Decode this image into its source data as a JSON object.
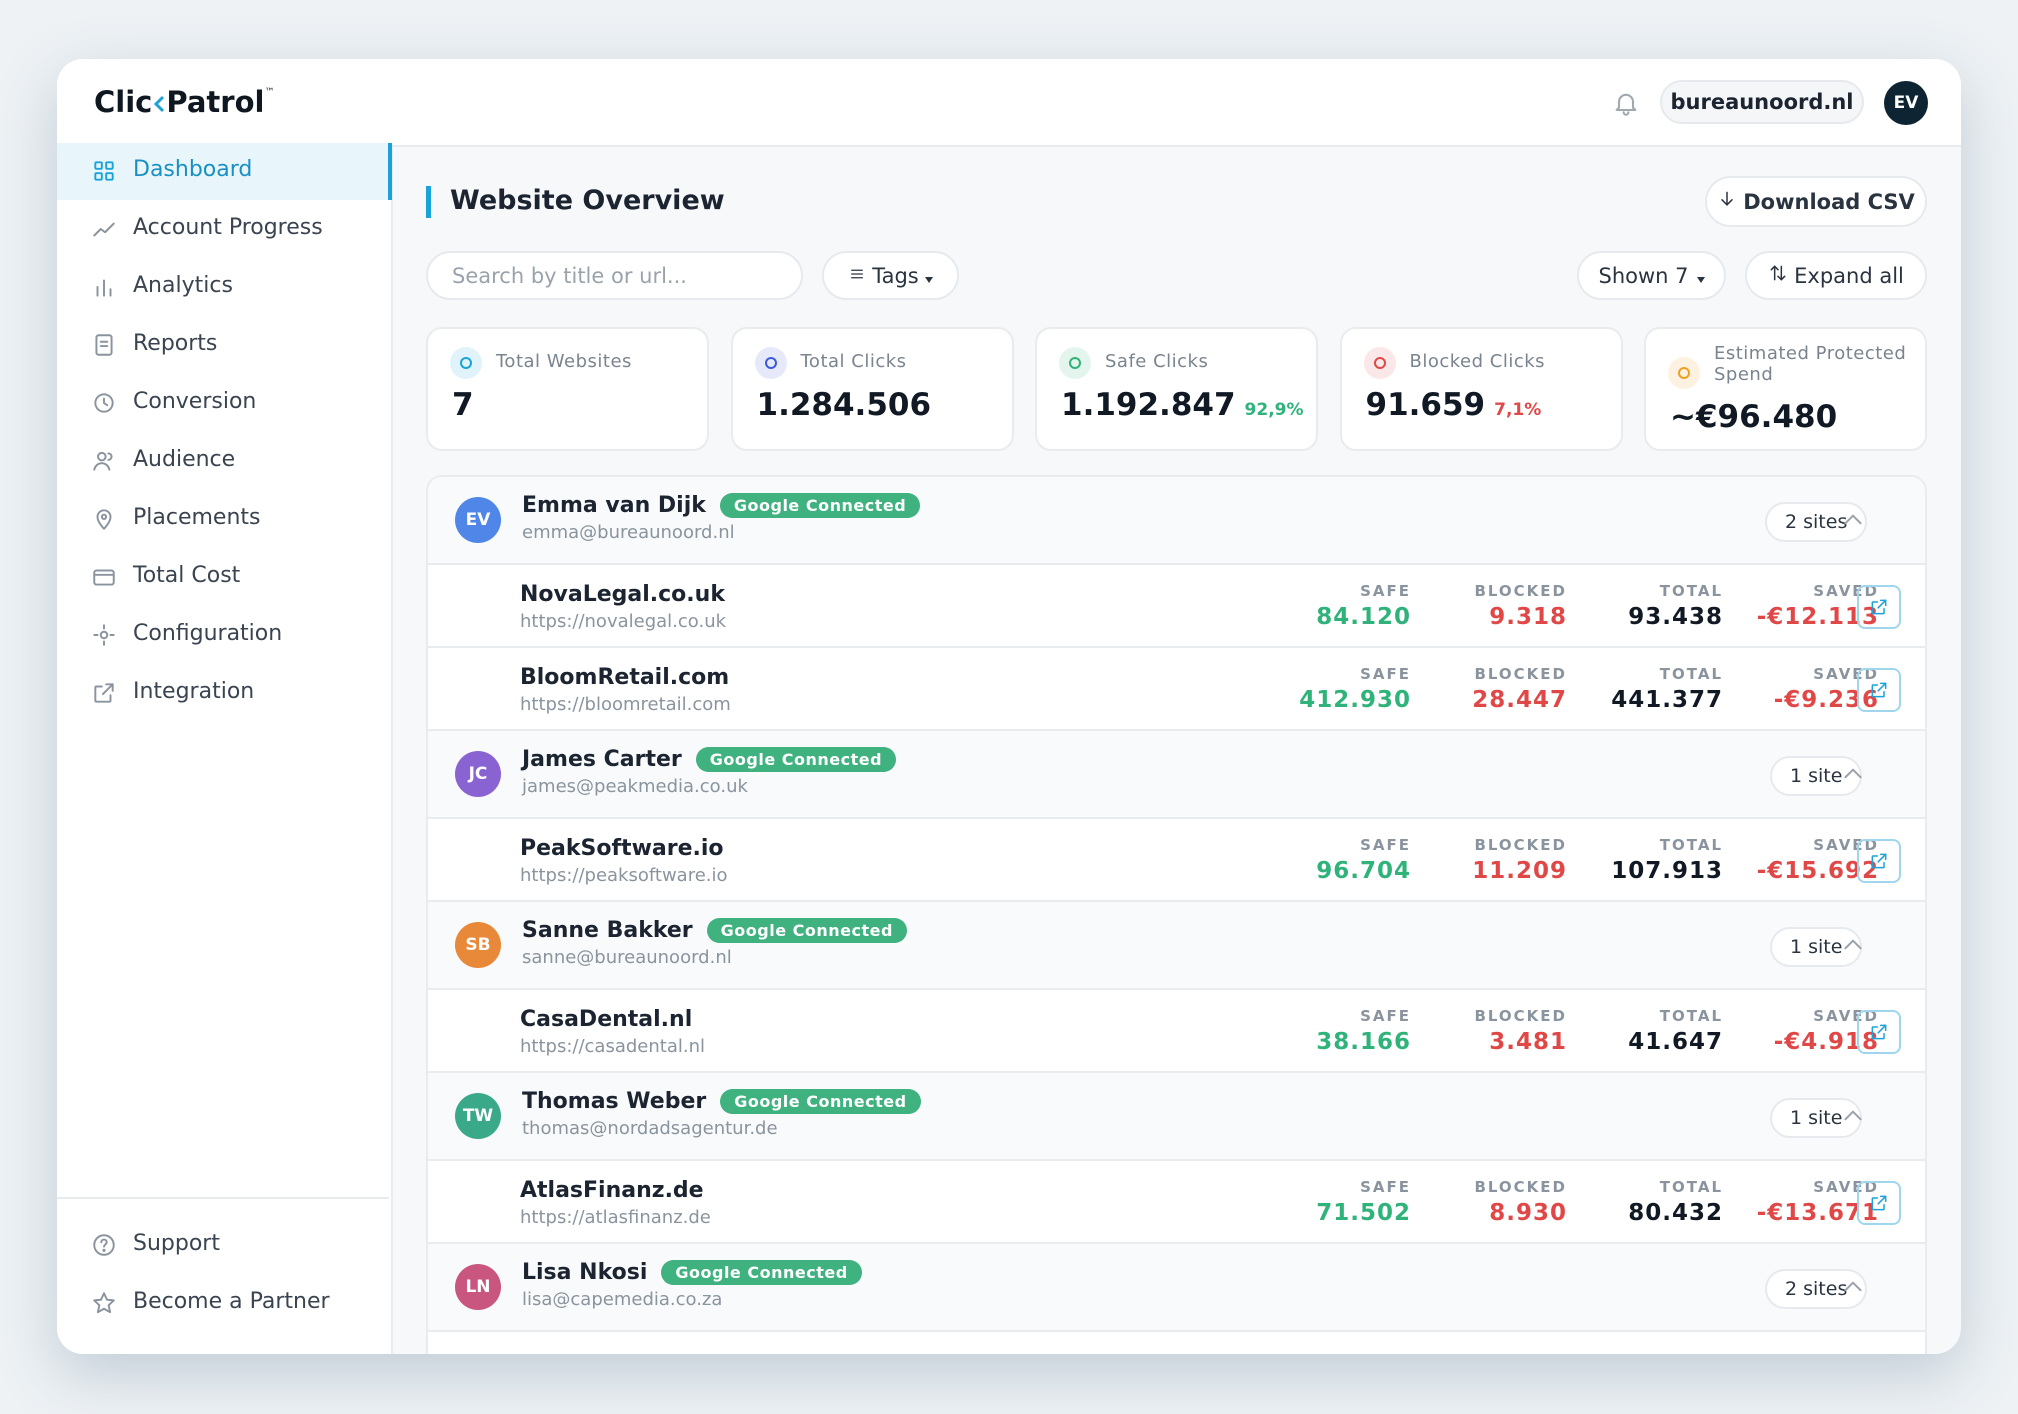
{
  "header": {
    "logo_left": "Clic",
    "logo_right": "Patrol",
    "trademark": "™",
    "account": "bureaunoord.nl",
    "avatar": "EV"
  },
  "sidebar": {
    "nav": [
      "Dashboard",
      "Account Progress",
      "Analytics",
      "Reports",
      "Conversion",
      "Audience",
      "Placements",
      "Total Cost",
      "Configuration",
      "Integration"
    ],
    "footer": [
      "Support",
      "Become a Partner"
    ]
  },
  "page": {
    "title": "Website Overview",
    "download": "Download CSV",
    "search_placeholder": "Search by title or url...",
    "tags": "Tags",
    "shown": "Shown 7",
    "expand": "Expand all"
  },
  "stats": [
    {
      "label": "Total Websites",
      "value": "7",
      "color": "#1aa3d9"
    },
    {
      "label": "Total Clicks",
      "value": "1.284.506",
      "color": "#3b5bdb"
    },
    {
      "label": "Safe Clicks",
      "value": "1.192.847",
      "share": "92,9%",
      "color": "#2fb37a"
    },
    {
      "label": "Blocked Clicks",
      "value": "91.659",
      "share": "7,1%",
      "color": "#e04848"
    },
    {
      "label": "Estimated Protected Spend",
      "value": "~€96.480",
      "color": "#f0a020"
    }
  ],
  "column_labels": {
    "safe": "SAFE",
    "blocked": "BLOCKED",
    "total": "TOTAL",
    "saved": "SAVED"
  },
  "clients": [
    {
      "initials": "EV",
      "name": "Emma van Dijk",
      "badge": "Google Connected",
      "email": "emma@bureaunoord.nl",
      "site_count": "2 sites",
      "color": "#4f86e8",
      "sites": [
        {
          "name": "NovaLegal.co.uk",
          "url": "https://novalegal.co.uk",
          "safe": "84.120",
          "blocked": "9.318",
          "total": "93.438",
          "saved": "-€12.113"
        },
        {
          "name": "BloomRetail.com",
          "url": "https://bloomretail.com",
          "safe": "412.930",
          "blocked": "28.447",
          "total": "441.377",
          "saved": "-€9.236"
        }
      ]
    },
    {
      "initials": "JC",
      "name": "James Carter",
      "badge": "Google Connected",
      "email": "james@peakmedia.co.uk",
      "site_count": "1 site",
      "color": "#8a63d2",
      "sites": [
        {
          "name": "PeakSoftware.io",
          "url": "https://peaksoftware.io",
          "safe": "96.704",
          "blocked": "11.209",
          "total": "107.913",
          "saved": "-€15.692"
        }
      ]
    },
    {
      "initials": "SB",
      "name": "Sanne Bakker",
      "badge": "Google Connected",
      "email": "sanne@bureaunoord.nl",
      "site_count": "1 site",
      "color": "#e8893a",
      "sites": [
        {
          "name": "CasaDental.nl",
          "url": "https://casadental.nl",
          "safe": "38.166",
          "blocked": "3.481",
          "total": "41.647",
          "saved": "-€4.918"
        }
      ]
    },
    {
      "initials": "TW",
      "name": "Thomas Weber",
      "badge": "Google Connected",
      "email": "thomas@nordadsagentur.de",
      "site_count": "1 site",
      "color": "#3aa98a",
      "sites": [
        {
          "name": "AtlasFinanz.de",
          "url": "https://atlasfinanz.de",
          "safe": "71.502",
          "blocked": "8.930",
          "total": "80.432",
          "saved": "-€13.671"
        }
      ]
    },
    {
      "initials": "LN",
      "name": "Lisa Nkosi",
      "badge": "Google Connected",
      "email": "lisa@capemedia.co.za",
      "site_count": "2 sites",
      "color": "#c9567f",
      "sites": []
    }
  ]
}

# WHAT IS EXPECTED
Quote all the records verbatim, dropping any pictures from your copy.

# ANSWER BELOW
Decode this image into its source data as a JSON object.
{
  "header": {
    "logo_left": "Clic",
    "logo_right": "Patrol",
    "trademark": "™",
    "account": "bureaunoord.nl",
    "avatar": "EV"
  },
  "sidebar": {
    "nav": [
      "Dashboard",
      "Account Progress",
      "Analytics",
      "Reports",
      "Conversion",
      "Audience",
      "Placements",
      "Total Cost",
      "Configuration",
      "Integration"
    ],
    "footer": [
      "Support",
      "Become a Partner"
    ]
  },
  "page": {
    "title": "Website Overview",
    "download": "Download CSV",
    "search_placeholder": "Search by title or url...",
    "tags": "Tags",
    "shown": "Shown 7",
    "expand": "Expand all"
  },
  "stats": [
    {
      "label": "Total Websites",
      "value": "7",
      "color": "#1aa3d9"
    },
    {
      "label": "Total Clicks",
      "value": "1.284.506",
      "color": "#3b5bdb"
    },
    {
      "label": "Safe Clicks",
      "value": "1.192.847",
      "share": "92,9%",
      "color": "#2fb37a"
    },
    {
      "label": "Blocked Clicks",
      "value": "91.659",
      "share": "7,1%",
      "color": "#e04848"
    },
    {
      "label": "Estimated Protected Spend",
      "value": "~€96.480",
      "color": "#f0a020"
    }
  ],
  "column_labels": {
    "safe": "SAFE",
    "blocked": "BLOCKED",
    "total": "TOTAL",
    "saved": "SAVED"
  },
  "clients": [
    {
      "initials": "EV",
      "name": "Emma van Dijk",
      "badge": "Google Connected",
      "email": "emma@bureaunoord.nl",
      "site_count": "2 sites",
      "color": "#4f86e8",
      "sites": [
        {
          "name": "NovaLegal.co.uk",
          "url": "https://novalegal.co.uk",
          "safe": "84.120",
          "blocked": "9.318",
          "total": "93.438",
          "saved": "-€12.113"
        },
        {
          "name": "BloomRetail.com",
          "url": "https://bloomretail.com",
          "safe": "412.930",
          "blocked": "28.447",
          "total": "441.377",
          "saved": "-€9.236"
        }
      ]
    },
    {
      "initials": "JC",
      "name": "James Carter",
      "badge": "Google Connected",
      "email": "james@peakmedia.co.uk",
      "site_count": "1 site",
      "color": "#8a63d2",
      "sites": [
        {
          "name": "PeakSoftware.io",
          "url": "https://peaksoftware.io",
          "safe": "96.704",
          "blocked": "11.209",
          "total": "107.913",
          "saved": "-€15.692"
        }
      ]
    },
    {
      "initials": "SB",
      "name": "Sanne Bakker",
      "badge": "Google Connected",
      "email": "sanne@bureaunoord.nl",
      "site_count": "1 site",
      "color": "#e8893a",
      "sites": [
        {
          "name": "CasaDental.nl",
          "url": "https://casadental.nl",
          "safe": "38.166",
          "blocked": "3.481",
          "total": "41.647",
          "saved": "-€4.918"
        }
      ]
    },
    {
      "initials": "TW",
      "name": "Thomas Weber",
      "badge": "Google Connected",
      "email": "thomas@nordadsagentur.de",
      "site_count": "1 site",
      "color": "#3aa98a",
      "sites": [
        {
          "name": "AtlasFinanz.de",
          "url": "https://atlasfinanz.de",
          "safe": "71.502",
          "blocked": "8.930",
          "total": "80.432",
          "saved": "-€13.671"
        }
      ]
    },
    {
      "initials": "LN",
      "name": "Lisa Nkosi",
      "badge": "Google Connected",
      "email": "lisa@capemedia.co.za",
      "site_count": "2 sites",
      "color": "#c9567f",
      "sites": []
    }
  ]
}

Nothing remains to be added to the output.